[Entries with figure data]

## Begin

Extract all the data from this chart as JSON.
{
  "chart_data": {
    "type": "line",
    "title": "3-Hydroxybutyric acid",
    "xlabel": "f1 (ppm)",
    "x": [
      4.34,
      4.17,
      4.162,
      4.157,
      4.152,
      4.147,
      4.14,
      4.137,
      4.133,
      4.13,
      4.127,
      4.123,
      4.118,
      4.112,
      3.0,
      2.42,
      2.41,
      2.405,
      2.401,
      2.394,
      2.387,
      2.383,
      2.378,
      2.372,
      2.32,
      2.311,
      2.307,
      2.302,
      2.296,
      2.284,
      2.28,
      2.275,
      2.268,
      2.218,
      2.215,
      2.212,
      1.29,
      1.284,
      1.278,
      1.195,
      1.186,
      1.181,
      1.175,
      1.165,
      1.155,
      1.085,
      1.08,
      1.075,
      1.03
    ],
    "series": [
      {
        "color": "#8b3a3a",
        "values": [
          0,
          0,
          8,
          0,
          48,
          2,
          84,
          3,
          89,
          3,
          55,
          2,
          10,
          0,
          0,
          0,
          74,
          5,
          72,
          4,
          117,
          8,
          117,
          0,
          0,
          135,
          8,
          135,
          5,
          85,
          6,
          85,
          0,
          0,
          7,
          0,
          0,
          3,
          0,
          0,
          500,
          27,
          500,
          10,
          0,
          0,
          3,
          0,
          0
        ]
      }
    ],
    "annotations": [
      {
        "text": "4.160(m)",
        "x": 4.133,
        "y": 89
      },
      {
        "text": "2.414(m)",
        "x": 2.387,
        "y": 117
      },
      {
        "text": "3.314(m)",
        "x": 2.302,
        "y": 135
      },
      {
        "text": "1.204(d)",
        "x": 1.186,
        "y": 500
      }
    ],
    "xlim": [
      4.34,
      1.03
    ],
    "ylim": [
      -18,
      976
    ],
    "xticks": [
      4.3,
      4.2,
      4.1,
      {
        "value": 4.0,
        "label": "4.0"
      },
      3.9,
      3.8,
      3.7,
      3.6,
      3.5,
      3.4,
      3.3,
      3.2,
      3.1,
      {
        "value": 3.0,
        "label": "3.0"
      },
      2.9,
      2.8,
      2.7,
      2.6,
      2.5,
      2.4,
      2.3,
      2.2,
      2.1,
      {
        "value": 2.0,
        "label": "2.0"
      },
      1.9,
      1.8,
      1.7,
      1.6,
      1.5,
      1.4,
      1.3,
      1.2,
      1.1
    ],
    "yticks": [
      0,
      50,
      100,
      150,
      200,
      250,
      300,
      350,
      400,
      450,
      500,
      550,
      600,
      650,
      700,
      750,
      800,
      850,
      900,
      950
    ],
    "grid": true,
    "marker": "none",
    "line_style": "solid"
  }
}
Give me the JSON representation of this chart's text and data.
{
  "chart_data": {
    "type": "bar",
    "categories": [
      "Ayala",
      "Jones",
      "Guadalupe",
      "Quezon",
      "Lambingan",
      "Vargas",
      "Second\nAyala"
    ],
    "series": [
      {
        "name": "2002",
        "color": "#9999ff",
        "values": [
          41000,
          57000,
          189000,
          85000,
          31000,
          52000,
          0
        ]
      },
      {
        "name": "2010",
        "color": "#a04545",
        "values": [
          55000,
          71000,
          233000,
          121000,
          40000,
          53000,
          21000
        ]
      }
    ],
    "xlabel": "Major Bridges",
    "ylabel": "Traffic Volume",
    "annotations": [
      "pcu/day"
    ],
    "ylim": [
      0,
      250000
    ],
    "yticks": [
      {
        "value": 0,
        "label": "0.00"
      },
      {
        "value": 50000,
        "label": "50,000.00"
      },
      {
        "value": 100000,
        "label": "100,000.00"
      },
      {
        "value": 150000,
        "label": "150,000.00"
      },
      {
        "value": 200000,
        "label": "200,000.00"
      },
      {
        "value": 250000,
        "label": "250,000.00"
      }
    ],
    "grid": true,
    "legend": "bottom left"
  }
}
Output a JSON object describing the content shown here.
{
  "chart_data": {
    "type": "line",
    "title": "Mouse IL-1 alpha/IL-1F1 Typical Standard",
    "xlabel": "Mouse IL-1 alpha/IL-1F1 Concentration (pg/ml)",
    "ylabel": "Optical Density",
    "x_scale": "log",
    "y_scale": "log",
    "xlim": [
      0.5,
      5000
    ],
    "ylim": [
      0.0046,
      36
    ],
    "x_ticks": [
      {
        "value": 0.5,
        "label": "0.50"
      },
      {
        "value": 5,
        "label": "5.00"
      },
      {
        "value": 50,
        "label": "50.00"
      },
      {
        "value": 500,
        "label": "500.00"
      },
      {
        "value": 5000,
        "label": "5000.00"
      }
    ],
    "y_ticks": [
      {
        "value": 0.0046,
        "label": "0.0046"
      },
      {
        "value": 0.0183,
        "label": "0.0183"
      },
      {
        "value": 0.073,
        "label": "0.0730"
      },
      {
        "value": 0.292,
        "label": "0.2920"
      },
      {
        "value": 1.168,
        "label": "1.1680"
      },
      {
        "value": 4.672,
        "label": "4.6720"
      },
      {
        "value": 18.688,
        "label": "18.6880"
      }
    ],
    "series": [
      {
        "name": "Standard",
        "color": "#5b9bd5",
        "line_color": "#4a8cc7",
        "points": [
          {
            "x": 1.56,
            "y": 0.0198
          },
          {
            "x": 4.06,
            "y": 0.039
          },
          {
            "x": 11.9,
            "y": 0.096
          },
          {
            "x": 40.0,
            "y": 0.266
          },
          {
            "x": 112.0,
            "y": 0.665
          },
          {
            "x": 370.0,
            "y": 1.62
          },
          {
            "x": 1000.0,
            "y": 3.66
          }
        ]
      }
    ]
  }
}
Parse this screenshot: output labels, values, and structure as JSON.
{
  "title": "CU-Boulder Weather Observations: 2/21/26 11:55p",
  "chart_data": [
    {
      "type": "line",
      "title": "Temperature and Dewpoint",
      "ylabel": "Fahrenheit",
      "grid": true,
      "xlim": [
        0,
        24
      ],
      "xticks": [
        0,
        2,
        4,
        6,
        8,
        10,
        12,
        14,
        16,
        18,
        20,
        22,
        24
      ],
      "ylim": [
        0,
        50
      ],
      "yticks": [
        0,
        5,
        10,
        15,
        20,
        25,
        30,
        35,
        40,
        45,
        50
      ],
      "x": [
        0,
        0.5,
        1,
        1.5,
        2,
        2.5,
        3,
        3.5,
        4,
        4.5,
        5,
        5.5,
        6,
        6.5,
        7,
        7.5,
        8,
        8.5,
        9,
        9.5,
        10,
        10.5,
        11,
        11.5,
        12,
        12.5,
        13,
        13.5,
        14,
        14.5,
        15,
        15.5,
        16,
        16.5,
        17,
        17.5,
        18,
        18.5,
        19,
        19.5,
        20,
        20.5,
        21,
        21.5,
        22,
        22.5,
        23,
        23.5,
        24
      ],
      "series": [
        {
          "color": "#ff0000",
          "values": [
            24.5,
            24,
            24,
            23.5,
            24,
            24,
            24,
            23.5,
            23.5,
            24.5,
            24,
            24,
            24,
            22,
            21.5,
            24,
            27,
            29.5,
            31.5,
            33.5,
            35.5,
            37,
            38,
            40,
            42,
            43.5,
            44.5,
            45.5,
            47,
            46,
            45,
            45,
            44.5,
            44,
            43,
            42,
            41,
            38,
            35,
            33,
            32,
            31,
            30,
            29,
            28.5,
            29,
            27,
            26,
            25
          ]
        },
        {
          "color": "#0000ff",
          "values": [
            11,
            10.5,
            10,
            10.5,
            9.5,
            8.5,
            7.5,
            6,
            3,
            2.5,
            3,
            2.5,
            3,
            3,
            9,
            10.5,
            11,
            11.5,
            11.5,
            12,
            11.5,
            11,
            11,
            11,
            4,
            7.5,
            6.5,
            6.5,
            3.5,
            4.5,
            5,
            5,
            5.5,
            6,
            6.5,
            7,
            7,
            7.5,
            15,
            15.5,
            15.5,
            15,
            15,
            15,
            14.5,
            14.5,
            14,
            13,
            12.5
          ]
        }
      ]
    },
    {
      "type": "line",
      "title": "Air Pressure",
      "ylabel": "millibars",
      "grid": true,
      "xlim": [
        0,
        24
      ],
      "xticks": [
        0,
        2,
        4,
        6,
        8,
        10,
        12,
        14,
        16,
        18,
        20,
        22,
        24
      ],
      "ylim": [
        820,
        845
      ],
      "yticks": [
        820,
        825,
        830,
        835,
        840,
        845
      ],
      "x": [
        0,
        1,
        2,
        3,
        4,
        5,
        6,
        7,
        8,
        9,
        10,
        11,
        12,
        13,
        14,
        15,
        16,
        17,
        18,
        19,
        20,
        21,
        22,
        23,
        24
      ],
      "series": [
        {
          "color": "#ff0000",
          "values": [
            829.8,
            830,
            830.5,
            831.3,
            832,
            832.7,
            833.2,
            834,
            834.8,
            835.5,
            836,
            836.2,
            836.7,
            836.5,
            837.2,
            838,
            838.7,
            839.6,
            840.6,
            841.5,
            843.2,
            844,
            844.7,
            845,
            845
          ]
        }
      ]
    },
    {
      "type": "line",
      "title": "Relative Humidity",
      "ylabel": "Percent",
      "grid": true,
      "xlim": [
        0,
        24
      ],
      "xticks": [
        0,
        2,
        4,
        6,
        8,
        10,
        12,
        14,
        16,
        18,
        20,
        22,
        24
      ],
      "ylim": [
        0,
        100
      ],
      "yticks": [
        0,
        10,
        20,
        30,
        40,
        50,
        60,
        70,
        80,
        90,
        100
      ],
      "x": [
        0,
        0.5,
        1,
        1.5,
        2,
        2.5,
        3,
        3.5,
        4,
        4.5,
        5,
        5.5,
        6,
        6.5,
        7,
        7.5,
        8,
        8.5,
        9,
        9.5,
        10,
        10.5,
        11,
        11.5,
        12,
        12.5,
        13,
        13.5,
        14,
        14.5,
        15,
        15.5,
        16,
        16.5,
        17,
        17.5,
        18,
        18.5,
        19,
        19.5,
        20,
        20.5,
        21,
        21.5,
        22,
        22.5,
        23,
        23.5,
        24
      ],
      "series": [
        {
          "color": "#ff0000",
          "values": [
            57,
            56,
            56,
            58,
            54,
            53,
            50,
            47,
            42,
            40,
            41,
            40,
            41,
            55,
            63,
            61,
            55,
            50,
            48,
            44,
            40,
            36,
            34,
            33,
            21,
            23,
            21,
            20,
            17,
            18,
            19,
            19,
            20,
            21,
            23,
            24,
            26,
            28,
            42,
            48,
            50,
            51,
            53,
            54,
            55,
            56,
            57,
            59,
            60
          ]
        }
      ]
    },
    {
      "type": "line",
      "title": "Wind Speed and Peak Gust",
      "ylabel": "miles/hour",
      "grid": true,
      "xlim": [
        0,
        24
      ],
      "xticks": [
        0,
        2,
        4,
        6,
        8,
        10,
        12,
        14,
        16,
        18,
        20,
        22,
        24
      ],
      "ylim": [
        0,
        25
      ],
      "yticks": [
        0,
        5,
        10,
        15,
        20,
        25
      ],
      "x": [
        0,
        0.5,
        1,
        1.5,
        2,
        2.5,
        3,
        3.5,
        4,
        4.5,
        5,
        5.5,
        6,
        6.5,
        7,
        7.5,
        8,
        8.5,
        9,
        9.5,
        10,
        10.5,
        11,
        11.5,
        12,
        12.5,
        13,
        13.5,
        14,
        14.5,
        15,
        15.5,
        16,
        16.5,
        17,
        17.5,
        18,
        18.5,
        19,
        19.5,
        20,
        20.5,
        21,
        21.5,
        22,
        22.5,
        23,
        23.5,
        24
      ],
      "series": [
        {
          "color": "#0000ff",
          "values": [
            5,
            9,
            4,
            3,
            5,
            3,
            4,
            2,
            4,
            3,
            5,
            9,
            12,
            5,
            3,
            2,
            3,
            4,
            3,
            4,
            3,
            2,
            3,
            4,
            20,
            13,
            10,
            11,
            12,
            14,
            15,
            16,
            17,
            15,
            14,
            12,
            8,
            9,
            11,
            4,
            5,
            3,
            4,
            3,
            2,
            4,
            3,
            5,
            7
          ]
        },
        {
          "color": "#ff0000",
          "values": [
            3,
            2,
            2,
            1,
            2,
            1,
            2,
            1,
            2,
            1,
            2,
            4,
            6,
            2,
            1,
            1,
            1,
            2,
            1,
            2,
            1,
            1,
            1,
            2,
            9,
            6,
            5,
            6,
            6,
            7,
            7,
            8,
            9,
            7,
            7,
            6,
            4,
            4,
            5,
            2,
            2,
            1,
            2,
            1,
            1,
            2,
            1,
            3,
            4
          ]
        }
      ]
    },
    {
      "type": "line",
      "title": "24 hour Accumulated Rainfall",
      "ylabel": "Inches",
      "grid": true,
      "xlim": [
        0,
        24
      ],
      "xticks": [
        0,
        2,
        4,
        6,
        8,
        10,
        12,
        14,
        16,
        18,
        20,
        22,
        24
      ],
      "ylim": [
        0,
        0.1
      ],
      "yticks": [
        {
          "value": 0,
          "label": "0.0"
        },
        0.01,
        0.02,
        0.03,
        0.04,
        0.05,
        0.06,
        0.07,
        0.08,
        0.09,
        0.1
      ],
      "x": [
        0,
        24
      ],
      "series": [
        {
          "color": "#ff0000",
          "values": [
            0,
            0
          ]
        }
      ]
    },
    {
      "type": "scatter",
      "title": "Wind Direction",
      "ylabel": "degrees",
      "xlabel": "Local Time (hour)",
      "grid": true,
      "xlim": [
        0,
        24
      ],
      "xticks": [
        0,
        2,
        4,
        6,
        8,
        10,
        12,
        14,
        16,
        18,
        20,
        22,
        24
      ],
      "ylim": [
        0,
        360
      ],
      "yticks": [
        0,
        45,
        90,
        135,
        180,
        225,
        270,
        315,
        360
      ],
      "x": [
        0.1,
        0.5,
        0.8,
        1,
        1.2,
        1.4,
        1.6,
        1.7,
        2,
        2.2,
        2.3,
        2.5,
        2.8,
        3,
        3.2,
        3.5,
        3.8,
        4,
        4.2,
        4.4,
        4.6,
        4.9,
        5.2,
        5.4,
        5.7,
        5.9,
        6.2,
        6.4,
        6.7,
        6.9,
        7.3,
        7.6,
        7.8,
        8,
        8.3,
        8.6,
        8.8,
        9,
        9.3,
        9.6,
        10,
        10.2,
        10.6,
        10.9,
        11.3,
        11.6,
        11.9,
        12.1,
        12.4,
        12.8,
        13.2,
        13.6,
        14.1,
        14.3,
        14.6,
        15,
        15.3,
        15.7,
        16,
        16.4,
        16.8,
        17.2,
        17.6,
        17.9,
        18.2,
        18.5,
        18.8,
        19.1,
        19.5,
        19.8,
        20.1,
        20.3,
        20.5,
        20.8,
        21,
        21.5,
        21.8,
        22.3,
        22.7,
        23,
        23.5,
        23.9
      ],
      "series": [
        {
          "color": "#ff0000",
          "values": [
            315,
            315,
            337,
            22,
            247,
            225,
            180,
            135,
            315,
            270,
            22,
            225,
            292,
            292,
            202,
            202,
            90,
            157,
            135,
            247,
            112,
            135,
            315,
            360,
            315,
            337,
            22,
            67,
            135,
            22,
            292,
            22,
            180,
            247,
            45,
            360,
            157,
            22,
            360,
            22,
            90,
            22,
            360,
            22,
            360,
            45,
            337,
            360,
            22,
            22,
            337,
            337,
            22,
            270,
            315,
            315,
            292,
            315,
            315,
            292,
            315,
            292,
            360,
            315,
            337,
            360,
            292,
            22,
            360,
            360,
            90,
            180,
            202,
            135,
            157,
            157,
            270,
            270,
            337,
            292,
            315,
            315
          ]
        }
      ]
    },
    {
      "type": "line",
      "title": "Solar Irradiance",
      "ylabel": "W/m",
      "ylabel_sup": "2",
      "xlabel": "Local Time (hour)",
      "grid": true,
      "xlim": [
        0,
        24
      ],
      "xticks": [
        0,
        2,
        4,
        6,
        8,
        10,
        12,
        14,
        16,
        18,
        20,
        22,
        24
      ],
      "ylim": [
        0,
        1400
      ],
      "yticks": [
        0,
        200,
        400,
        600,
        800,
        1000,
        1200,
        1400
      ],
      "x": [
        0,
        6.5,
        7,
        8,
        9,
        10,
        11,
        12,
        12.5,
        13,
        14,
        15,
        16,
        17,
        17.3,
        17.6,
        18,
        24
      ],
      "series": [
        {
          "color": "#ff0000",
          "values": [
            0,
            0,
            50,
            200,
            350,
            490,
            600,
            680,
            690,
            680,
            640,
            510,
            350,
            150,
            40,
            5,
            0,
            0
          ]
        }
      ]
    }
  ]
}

## End

§ Work instructions
Tally up the lines holding the word "alpha" in the data above, and answer with that figure only.

§ Response to the task
2